### Dataset
○ ○ ○ ○ ○ ○ ○
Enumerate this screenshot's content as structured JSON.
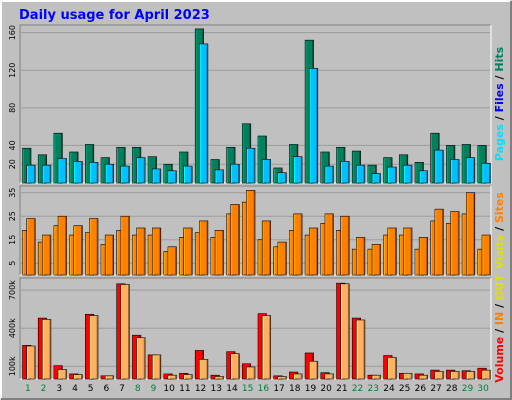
{
  "chart_data": {
    "title": "Daily usage for April 2023",
    "days": [
      "1",
      "2",
      "3",
      "4",
      "5",
      "6",
      "7",
      "8",
      "9",
      "10",
      "11",
      "12",
      "13",
      "14",
      "15",
      "16",
      "17",
      "18",
      "19",
      "20",
      "21",
      "22",
      "23",
      "24",
      "25",
      "26",
      "27",
      "28",
      "29",
      "30"
    ],
    "weekend_days": [
      1,
      2,
      8,
      9,
      15,
      16,
      22,
      23,
      29,
      30
    ],
    "colors": {
      "background": "#c0c0c0",
      "panel": "#c0c0c0",
      "grid": "#9c9c9c",
      "title": "#0000ff",
      "hits": "#00805c",
      "files": "#00c0ff",
      "pages": "#00e0ff",
      "visits": "#ffff00",
      "sites": "#ff8000",
      "volume": "#ff0000",
      "in_out": "#ffb060",
      "weekend_label": "#008040",
      "weekday_label": "#000000"
    },
    "charts": [
      {
        "type": "bar",
        "axis_label_parts": [
          {
            "text": "Pages",
            "color": "#00e0ff"
          },
          {
            "text": " / ",
            "color": "#000000"
          },
          {
            "text": "Files",
            "color": "#0000ff"
          },
          {
            "text": " / ",
            "color": "#000000"
          },
          {
            "text": "Hits",
            "color": "#008060"
          }
        ],
        "ylim": [
          0,
          166
        ],
        "ticks": [
          "160",
          "120",
          "80",
          "40",
          "20"
        ],
        "tick_values": [
          160,
          120,
          80,
          40,
          20
        ],
        "series": [
          {
            "name": "Hits",
            "values": [
              37,
              30,
              53,
              33,
              41,
              27,
              38,
              38,
              28,
              20,
              33,
              164,
              25,
              38,
              63,
              50,
              16,
              41,
              152,
              33,
              38,
              34,
              19,
              27,
              30,
              22,
              53,
              40,
              41,
              40
            ]
          },
          {
            "name": "Files",
            "values": [
              19,
              19,
              26,
              23,
              22,
              20,
              18,
              27,
              15,
              13,
              18,
              148,
              14,
              20,
              37,
              25,
              11,
              28,
              122,
              18,
              23,
              19,
              10,
              17,
              19,
              13,
              35,
              25,
              27,
              21
            ]
          }
        ]
      },
      {
        "type": "bar",
        "axis_label_parts": [
          {
            "text": "Visits",
            "color": "#e0e000"
          },
          {
            "text": " / ",
            "color": "#000000"
          },
          {
            "text": "Sites",
            "color": "#ff8000"
          }
        ],
        "ylim": [
          0,
          37
        ],
        "ticks": [
          "35",
          "25",
          "15",
          "5"
        ],
        "tick_values": [
          35,
          25,
          15,
          5
        ],
        "series": [
          {
            "name": "Visits",
            "values": [
              19,
              14,
              21,
              17,
              18,
              13,
              19,
              17,
              17,
              10,
              16,
              18,
              16,
              26,
              31,
              15,
              12,
              19,
              17,
              22,
              19,
              11,
              11,
              17,
              17,
              11,
              23,
              22,
              26,
              11
            ]
          },
          {
            "name": "Sites",
            "values": [
              24,
              17,
              25,
              21,
              24,
              17,
              25,
              20,
              20,
              12,
              20,
              23,
              19,
              30,
              36,
              23,
              14,
              26,
              20,
              26,
              25,
              16,
              13,
              20,
              20,
              16,
              28,
              27,
              35,
              17
            ]
          }
        ]
      },
      {
        "type": "bar",
        "axis_label_parts": [
          {
            "text": "Volume",
            "color": "#ff0000"
          },
          {
            "text": " / ",
            "color": "#000000"
          },
          {
            "text": "IN",
            "color": "#ff8000"
          },
          {
            "text": " / ",
            "color": "#000000"
          },
          {
            "text": "OUT",
            "color": "#e0e000"
          }
        ],
        "ylim": [
          0,
          780
        ],
        "ticks": [
          "700k",
          "400k",
          "100k"
        ],
        "tick_values": [
          700,
          400,
          100
        ],
        "series": [
          {
            "name": "Volume",
            "values": [
              265,
              480,
              105,
              40,
              510,
              25,
              750,
              345,
              190,
              40,
              45,
              225,
              30,
              215,
              120,
              515,
              25,
              55,
              205,
              50,
              755,
              480,
              30,
              185,
              45,
              40,
              70,
              70,
              65,
              85
            ]
          },
          {
            "name": "IN/OUT",
            "values": [
              260,
              470,
              75,
              35,
              500,
              25,
              745,
              325,
              190,
              30,
              35,
              155,
              20,
              200,
              95,
              500,
              20,
              40,
              140,
              40,
              750,
              465,
              30,
              170,
              45,
              30,
              60,
              60,
              60,
              70
            ]
          }
        ]
      }
    ]
  }
}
○ ○ ○ ○ ○ ○ ○
### Work instructions
Pull every line containing the word "title" out of the material.

### Result of the exercise
    "title": "Daily usage for April 2023",
      "title": "#0000ff",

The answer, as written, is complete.